> _EXERCISE GOAL_
What follows is a block of records; restate each one word for word.

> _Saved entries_
□ □ □ □ □

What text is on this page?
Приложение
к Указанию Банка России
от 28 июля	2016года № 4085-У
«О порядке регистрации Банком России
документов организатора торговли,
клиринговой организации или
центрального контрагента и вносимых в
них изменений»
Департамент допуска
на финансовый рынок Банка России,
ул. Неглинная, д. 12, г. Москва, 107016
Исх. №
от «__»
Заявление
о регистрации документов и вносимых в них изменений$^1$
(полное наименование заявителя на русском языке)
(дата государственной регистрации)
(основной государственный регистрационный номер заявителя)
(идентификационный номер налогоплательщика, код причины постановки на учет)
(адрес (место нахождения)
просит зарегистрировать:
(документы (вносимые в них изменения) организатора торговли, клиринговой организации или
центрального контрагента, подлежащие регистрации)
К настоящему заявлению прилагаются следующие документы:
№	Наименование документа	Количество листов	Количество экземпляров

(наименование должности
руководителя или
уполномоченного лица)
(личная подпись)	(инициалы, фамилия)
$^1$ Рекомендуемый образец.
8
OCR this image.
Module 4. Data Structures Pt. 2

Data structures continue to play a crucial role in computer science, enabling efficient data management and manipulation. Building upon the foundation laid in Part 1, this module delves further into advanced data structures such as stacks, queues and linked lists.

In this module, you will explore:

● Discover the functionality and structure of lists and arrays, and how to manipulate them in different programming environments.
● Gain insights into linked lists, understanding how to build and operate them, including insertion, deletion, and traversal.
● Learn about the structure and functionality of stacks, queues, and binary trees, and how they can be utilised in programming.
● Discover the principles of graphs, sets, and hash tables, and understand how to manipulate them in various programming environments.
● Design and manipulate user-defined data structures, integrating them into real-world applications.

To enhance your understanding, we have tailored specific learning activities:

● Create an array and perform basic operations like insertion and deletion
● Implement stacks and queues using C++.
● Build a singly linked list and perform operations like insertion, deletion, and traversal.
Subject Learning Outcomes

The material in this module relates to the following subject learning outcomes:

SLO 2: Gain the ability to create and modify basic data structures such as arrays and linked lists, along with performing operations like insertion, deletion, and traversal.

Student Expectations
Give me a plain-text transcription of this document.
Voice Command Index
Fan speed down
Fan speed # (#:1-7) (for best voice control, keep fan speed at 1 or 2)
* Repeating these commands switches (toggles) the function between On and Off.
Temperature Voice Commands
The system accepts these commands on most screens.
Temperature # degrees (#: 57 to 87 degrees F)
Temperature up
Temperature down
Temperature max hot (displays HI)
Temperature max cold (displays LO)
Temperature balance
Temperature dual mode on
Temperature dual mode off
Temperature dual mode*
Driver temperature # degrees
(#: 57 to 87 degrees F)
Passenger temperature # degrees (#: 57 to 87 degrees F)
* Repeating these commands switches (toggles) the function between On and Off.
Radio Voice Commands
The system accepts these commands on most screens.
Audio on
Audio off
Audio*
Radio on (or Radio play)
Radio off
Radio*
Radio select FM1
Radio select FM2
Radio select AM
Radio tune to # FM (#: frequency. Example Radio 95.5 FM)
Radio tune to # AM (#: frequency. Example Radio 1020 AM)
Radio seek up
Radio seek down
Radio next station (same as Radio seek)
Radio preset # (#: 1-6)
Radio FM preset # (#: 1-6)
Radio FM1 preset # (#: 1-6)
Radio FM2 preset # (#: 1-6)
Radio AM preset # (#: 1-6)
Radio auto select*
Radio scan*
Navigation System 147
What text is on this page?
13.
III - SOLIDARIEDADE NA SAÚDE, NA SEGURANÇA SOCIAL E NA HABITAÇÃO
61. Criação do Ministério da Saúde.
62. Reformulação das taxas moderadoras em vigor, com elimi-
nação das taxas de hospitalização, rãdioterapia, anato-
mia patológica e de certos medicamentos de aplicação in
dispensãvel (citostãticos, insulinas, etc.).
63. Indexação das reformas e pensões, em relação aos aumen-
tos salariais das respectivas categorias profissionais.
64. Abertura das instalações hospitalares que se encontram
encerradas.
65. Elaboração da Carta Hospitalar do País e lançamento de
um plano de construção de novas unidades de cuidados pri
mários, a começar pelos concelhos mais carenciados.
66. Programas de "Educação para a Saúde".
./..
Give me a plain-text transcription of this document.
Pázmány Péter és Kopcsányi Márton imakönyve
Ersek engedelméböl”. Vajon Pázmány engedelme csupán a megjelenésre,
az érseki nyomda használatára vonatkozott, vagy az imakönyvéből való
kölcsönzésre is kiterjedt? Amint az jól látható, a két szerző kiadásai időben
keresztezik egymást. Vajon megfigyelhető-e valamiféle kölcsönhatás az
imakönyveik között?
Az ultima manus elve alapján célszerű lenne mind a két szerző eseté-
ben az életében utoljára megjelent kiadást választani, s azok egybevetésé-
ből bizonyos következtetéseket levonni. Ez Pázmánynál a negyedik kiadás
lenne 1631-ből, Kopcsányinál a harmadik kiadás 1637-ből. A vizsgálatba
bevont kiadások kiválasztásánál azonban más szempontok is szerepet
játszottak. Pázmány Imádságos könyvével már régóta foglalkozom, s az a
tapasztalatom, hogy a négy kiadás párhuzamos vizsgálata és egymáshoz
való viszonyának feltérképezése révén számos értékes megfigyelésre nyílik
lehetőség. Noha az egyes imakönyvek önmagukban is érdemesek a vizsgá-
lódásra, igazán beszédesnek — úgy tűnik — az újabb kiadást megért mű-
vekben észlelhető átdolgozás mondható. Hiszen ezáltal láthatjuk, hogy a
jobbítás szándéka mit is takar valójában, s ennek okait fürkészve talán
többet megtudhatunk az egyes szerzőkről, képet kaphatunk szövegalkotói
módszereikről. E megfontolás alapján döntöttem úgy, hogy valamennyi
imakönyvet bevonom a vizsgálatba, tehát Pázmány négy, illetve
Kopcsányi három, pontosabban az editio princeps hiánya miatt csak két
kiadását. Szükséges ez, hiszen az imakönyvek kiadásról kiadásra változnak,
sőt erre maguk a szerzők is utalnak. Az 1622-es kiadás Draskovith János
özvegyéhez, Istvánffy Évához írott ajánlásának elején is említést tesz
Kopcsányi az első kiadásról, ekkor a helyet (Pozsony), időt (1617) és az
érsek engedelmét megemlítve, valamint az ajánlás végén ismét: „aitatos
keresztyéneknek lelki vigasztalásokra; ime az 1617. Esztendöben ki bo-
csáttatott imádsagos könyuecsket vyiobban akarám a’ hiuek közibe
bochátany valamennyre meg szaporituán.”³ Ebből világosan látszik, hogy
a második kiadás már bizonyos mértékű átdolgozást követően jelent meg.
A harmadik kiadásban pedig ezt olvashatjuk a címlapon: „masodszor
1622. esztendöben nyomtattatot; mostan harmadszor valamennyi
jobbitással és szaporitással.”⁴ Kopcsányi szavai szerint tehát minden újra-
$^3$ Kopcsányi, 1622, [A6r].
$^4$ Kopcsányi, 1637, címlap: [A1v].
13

□ □ □ □ □

> _SOLUTION TO THIS EXERCISE_
What text is on this page?
Приложение
к Указанию Банка России
от 28 июля	2016года № 4085-У
«О порядке регистрации Банком России
документов организатора торговли,
клиринговой организации или
центрального контрагента и вносимых в
них изменений»
Департамент допуска
на финансовый рынок Банка России,
ул. Неглинная, д. 12, г. Москва, 107016
Исх. №
от «__»
Заявление
о регистрации документов и вносимых в них изменений$^1$
(полное наименование заявителя на русском языке)
(дата государственной регистрации)
(основной государственный регистрационный номер заявителя)
(идентификационный номер налогоплательщика, код причины постановки на учет)
(адрес (место нахождения)
просит зарегистрировать:
(документы (вносимые в них изменения) организатора торговли, клиринговой организации или
центрального контрагента, подлежащие регистрации)
К настоящему заявлению прилагаются следующие документы:
№	Наименование документа	Количество листов	Количество экземпляров

(наименование должности
руководителя или
уполномоченного лица)
(личная подпись)	(инициалы, фамилия)
$^1$ Рекомендуемый образец.
8
OCR this image.
Module 4. Data Structures Pt. 2

Data structures continue to play a crucial role in computer science, enabling efficient data management and manipulation. Building upon the foundation laid in Part 1, this module delves further into advanced data structures such as stacks, queues and linked lists.

In this module, you will explore:

● Discover the functionality and structure of lists and arrays, and how to manipulate them in different programming environments.
● Gain insights into linked lists, understanding how to build and operate them, including insertion, deletion, and traversal.
● Learn about the structure and functionality of stacks, queues, and binary trees, and how they can be utilised in programming.
● Discover the principles of graphs, sets, and hash tables, and understand how to manipulate them in various programming environments.
● Design and manipulate user-defined data structures, integrating them into real-world applications.

To enhance your understanding, we have tailored specific learning activities:

● Create an array and perform basic operations like insertion and deletion
● Implement stacks and queues using C++.
● Build a singly linked list and perform operations like insertion, deletion, and traversal.
Subject Learning Outcomes

The material in this module relates to the following subject learning outcomes:

SLO 2: Gain the ability to create and modify basic data structures such as arrays and linked lists, along with performing operations like insertion, deletion, and traversal.

Student Expectations
Give me a plain-text transcription of this document.
Voice Command Index
Fan speed down
Fan speed # (#:1-7) (for best voice control, keep fan speed at 1 or 2)
* Repeating these commands switches (toggles) the function between On and Off.
Temperature Voice Commands
The system accepts these commands on most screens.
Temperature # degrees (#: 57 to 87 degrees F)
Temperature up
Temperature down
Temperature max hot (displays HI)
Temperature max cold (displays LO)
Temperature balance
Temperature dual mode on
Temperature dual mode off
Temperature dual mode*
Driver temperature # degrees
(#: 57 to 87 degrees F)
Passenger temperature # degrees (#: 57 to 87 degrees F)
* Repeating these commands switches (toggles) the function between On and Off.
Radio Voice Commands
The system accepts these commands on most screens.
Audio on
Audio off
Audio*
Radio on (or Radio play)
Radio off
Radio*
Radio select FM1
Radio select FM2
Radio select AM
Radio tune to # FM (#: frequency. Example Radio 95.5 FM)
Radio tune to # AM (#: frequency. Example Radio 1020 AM)
Radio seek up
Radio seek down
Radio next station (same as Radio seek)
Radio preset # (#: 1-6)
Radio FM preset # (#: 1-6)
Radio FM1 preset # (#: 1-6)
Radio FM2 preset # (#: 1-6)
Radio AM preset # (#: 1-6)
Radio auto select*
Radio scan*
Navigation System 147
What text is on this page?
13.
III - SOLIDARIEDADE NA SAÚDE, NA SEGURANÇA SOCIAL E NA HABITAÇÃO
61. Criação do Ministério da Saúde.
62. Reformulação das taxas moderadoras em vigor, com elimi-
nação das taxas de hospitalização, rãdioterapia, anato-
mia patológica e de certos medicamentos de aplicação in
dispensãvel (citostãticos, insulinas, etc.).
63. Indexação das reformas e pensões, em relação aos aumen-
tos salariais das respectivas categorias profissionais.
64. Abertura das instalações hospitalares que se encontram
encerradas.
65. Elaboração da Carta Hospitalar do País e lançamento de
um plano de construção de novas unidades de cuidados pri
mários, a começar pelos concelhos mais carenciados.
66. Programas de "Educação para a Saúde".
./..
Give me a plain-text transcription of this document.
Pázmány Péter és Kopcsányi Márton imakönyve
Ersek engedelméböl”. Vajon Pázmány engedelme csupán a megjelenésre,
az érseki nyomda használatára vonatkozott, vagy az imakönyvéből való
kölcsönzésre is kiterjedt? Amint az jól látható, a két szerző kiadásai időben
keresztezik egymást. Vajon megfigyelhető-e valamiféle kölcsönhatás az
imakönyveik között?
Az ultima manus elve alapján célszerű lenne mind a két szerző eseté-
ben az életében utoljára megjelent kiadást választani, s azok egybevetésé-
ből bizonyos következtetéseket levonni. Ez Pázmánynál a negyedik kiadás
lenne 1631-ből, Kopcsányinál a harmadik kiadás 1637-ből. A vizsgálatba
bevont kiadások kiválasztásánál azonban más szempontok is szerepet
játszottak. Pázmány Imádságos könyvével már régóta foglalkozom, s az a
tapasztalatom, hogy a négy kiadás párhuzamos vizsgálata és egymáshoz
való viszonyának feltérképezése révén számos értékes megfigyelésre nyílik
lehetőség. Noha az egyes imakönyvek önmagukban is érdemesek a vizsgá-
lódásra, igazán beszédesnek — úgy tűnik — az újabb kiadást megért mű-
vekben észlelhető átdolgozás mondható. Hiszen ezáltal láthatjuk, hogy a
jobbítás szándéka mit is takar valójában, s ennek okait fürkészve talán
többet megtudhatunk az egyes szerzőkről, képet kaphatunk szövegalkotói
módszereikről. E megfontolás alapján döntöttem úgy, hogy valamennyi
imakönyvet bevonom a vizsgálatba, tehát Pázmány négy, illetve
Kopcsányi három, pontosabban az editio princeps hiánya miatt csak két
kiadását. Szükséges ez, hiszen az imakönyvek kiadásról kiadásra változnak,
sőt erre maguk a szerzők is utalnak. Az 1622-es kiadás Draskovith János
özvegyéhez, Istvánffy Évához írott ajánlásának elején is említést tesz
Kopcsányi az első kiadásról, ekkor a helyet (Pozsony), időt (1617) és az
érsek engedelmét megemlítve, valamint az ajánlás végén ismét: „aitatos
keresztyéneknek lelki vigasztalásokra; ime az 1617. Esztendöben ki bo-
csáttatott imádsagos könyuecsket vyiobban akarám a’ hiuek közibe
bochátany valamennyre meg szaporituán.”³ Ebből világosan látszik, hogy
a második kiadás már bizonyos mértékű átdolgozást követően jelent meg.
A harmadik kiadásban pedig ezt olvashatjuk a címlapon: „masodszor
1622. esztendöben nyomtattatot; mostan harmadszor valamennyi
jobbitással és szaporitással.”⁴ Kopcsányi szavai szerint tehát minden újra-
$^3$ Kopcsányi, 1622, [A6r].
$^4$ Kopcsányi, 1637, címlap: [A1v].
13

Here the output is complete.